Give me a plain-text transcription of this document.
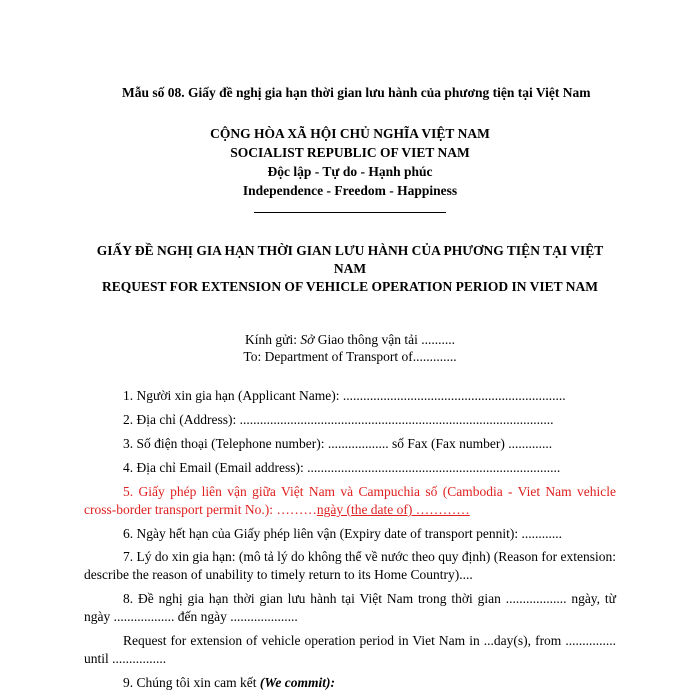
Mẫu số 08. Giấy đề nghị gia hạn thời gian lưu hành của phương tiện tại Việt Nam
CỘNG HÒA XÃ HỘI CHỦ NGHĨA VIỆT NAM
SOCIALIST REPUBLIC OF VIET NAM
Độc lập - Tự do - Hạnh phúc
Independence - Freedom - Happiness
GIẤY ĐỀ NGHỊ GIA HẠN THỜI GIAN LƯU HÀNH CỦA PHƯƠNG TIỆN TẠI VIỆT NAM
REQUEST FOR EXTENSION OF VEHICLE OPERATION PERIOD IN VIET NAM
Kính gửi: Sở Giao thông vận tải ..........
To: Department of Transport of.............
1. Người xin gia hạn (Applicant Name): ..................................................................
2. Địa chỉ (Address): .............................................................................................
3. Số điện thoại (Telephone number): .................. số Fax (Fax number) .............
4. Địa chỉ Email (Email address): ...........................................................................
5. Giấy phép liên vận giữa Việt Nam và Campuchia số (Cambodia - Viet Nam vehicle cross-border transport permit No.): ………ngày (the date of) …………
6. Ngày hết hạn của Giấy phép liên vận (Expiry date of transport pennit): ............
7. Lý do xin gia hạn: (mô tả lý do không thể về nước theo quy định) (Reason for extension: describe the reason of unability to timely return to its Home Country)....
8. Đề nghị gia hạn thời gian lưu hành tại Việt Nam trong thời gian .................. ngày, từ ngày .................. đến ngày ....................
Request for extension of vehicle operation period in Viet Nam in ...day(s), from ............... until ................
9. Chúng tôi xin cam kết (We commit):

REQUIRED TASK: Exclude all images and restate the records above word for word.

ANSWER TO THE TASK:
Give me a plain-text transcription of this document.
Mẫu số 08. Giấy đề nghị gia hạn thời gian lưu hành của phương tiện tại Việt Nam
CỘNG HÒA XÃ HỘI CHỦ NGHĨA VIỆT NAM
SOCIALIST REPUBLIC OF VIET NAM
Độc lập - Tự do - Hạnh phúc
Independence - Freedom - Happiness
GIẤY ĐỀ NGHỊ GIA HẠN THỜI GIAN LƯU HÀNH CỦA PHƯƠNG TIỆN TẠI VIỆT NAM
REQUEST FOR EXTENSION OF VEHICLE OPERATION PERIOD IN VIET NAM
Kính gửi: Sở Giao thông vận tải ..........
To: Department of Transport of.............
1. Người xin gia hạn (Applicant Name): ..................................................................
2. Địa chỉ (Address): .............................................................................................
3. Số điện thoại (Telephone number): .................. số Fax (Fax number) .............
4. Địa chỉ Email (Email address): ...........................................................................
5. Giấy phép liên vận giữa Việt Nam và Campuchia số (Cambodia - Viet Nam vehicle cross-border transport permit No.): ………ngày (the date of) …………
6. Ngày hết hạn của Giấy phép liên vận (Expiry date of transport pennit): ............
7. Lý do xin gia hạn: (mô tả lý do không thể về nước theo quy định) (Reason for extension: describe the reason of unability to timely return to its Home Country)....
8. Đề nghị gia hạn thời gian lưu hành tại Việt Nam trong thời gian .................. ngày, từ ngày .................. đến ngày ....................
Request for extension of vehicle operation period in Viet Nam in ...day(s), from ............... until ................
9. Chúng tôi xin cam kết (We commit):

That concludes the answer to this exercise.